*** Raw data

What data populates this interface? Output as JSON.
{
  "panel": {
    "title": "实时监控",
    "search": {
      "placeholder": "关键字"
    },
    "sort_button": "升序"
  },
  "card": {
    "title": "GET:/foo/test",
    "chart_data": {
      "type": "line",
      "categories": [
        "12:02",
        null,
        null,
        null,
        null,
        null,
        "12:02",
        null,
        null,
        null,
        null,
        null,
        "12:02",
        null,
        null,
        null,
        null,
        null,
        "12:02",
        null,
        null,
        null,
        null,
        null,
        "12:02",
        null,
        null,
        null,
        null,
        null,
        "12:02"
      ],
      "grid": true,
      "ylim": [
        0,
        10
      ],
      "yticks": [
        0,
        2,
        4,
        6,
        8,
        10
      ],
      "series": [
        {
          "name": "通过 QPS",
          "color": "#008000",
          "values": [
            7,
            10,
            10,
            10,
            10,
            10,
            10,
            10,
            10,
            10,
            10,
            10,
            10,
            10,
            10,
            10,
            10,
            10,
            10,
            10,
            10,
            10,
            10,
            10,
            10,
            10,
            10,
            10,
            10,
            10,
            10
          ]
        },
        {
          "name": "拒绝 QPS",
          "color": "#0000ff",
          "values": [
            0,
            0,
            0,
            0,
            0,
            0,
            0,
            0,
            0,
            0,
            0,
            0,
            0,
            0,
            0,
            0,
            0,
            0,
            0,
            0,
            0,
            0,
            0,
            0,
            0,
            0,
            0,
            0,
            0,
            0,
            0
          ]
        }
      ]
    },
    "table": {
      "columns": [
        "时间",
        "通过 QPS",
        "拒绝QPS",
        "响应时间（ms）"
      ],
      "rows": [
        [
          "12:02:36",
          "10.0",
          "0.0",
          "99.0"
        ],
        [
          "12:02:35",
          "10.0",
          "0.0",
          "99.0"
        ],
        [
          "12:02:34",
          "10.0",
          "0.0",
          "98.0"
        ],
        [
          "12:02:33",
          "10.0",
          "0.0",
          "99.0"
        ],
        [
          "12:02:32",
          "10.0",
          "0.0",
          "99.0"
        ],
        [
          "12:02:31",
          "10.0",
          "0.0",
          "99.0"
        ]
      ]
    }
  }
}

******

== What is required ==
From the listing above, reproduce all the lines exactly.

== Solution ==
What data populates this interface? Output as JSON.
{
  "panel": {
    "title": "实时监控",
    "search": {
      "placeholder": "关键字"
    },
    "sort_button": "升序"
  },
  "card": {
    "title": "GET:/foo/test",
    "chart_data": {
      "type": "line",
      "categories": [
        "12:02",
        null,
        null,
        null,
        null,
        null,
        "12:02",
        null,
        null,
        null,
        null,
        null,
        "12:02",
        null,
        null,
        null,
        null,
        null,
        "12:02",
        null,
        null,
        null,
        null,
        null,
        "12:02",
        null,
        null,
        null,
        null,
        null,
        "12:02"
      ],
      "grid": true,
      "ylim": [
        0,
        10
      ],
      "yticks": [
        0,
        2,
        4,
        6,
        8,
        10
      ],
      "series": [
        {
          "name": "通过 QPS",
          "color": "#008000",
          "values": [
            7,
            10,
            10,
            10,
            10,
            10,
            10,
            10,
            10,
            10,
            10,
            10,
            10,
            10,
            10,
            10,
            10,
            10,
            10,
            10,
            10,
            10,
            10,
            10,
            10,
            10,
            10,
            10,
            10,
            10,
            10
          ]
        },
        {
          "name": "拒绝 QPS",
          "color": "#0000ff",
          "values": [
            0,
            0,
            0,
            0,
            0,
            0,
            0,
            0,
            0,
            0,
            0,
            0,
            0,
            0,
            0,
            0,
            0,
            0,
            0,
            0,
            0,
            0,
            0,
            0,
            0,
            0,
            0,
            0,
            0,
            0,
            0
          ]
        }
      ]
    },
    "table": {
      "columns": [
        "时间",
        "通过 QPS",
        "拒绝QPS",
        "响应时间（ms）"
      ],
      "rows": [
        [
          "12:02:36",
          "10.0",
          "0.0",
          "99.0"
        ],
        [
          "12:02:35",
          "10.0",
          "0.0",
          "99.0"
        ],
        [
          "12:02:34",
          "10.0",
          "0.0",
          "98.0"
        ],
        [
          "12:02:33",
          "10.0",
          "0.0",
          "99.0"
        ],
        [
          "12:02:32",
          "10.0",
          "0.0",
          "99.0"
        ],
        [
          "12:02:31",
          "10.0",
          "0.0",
          "99.0"
        ]
      ]
    }
  }
}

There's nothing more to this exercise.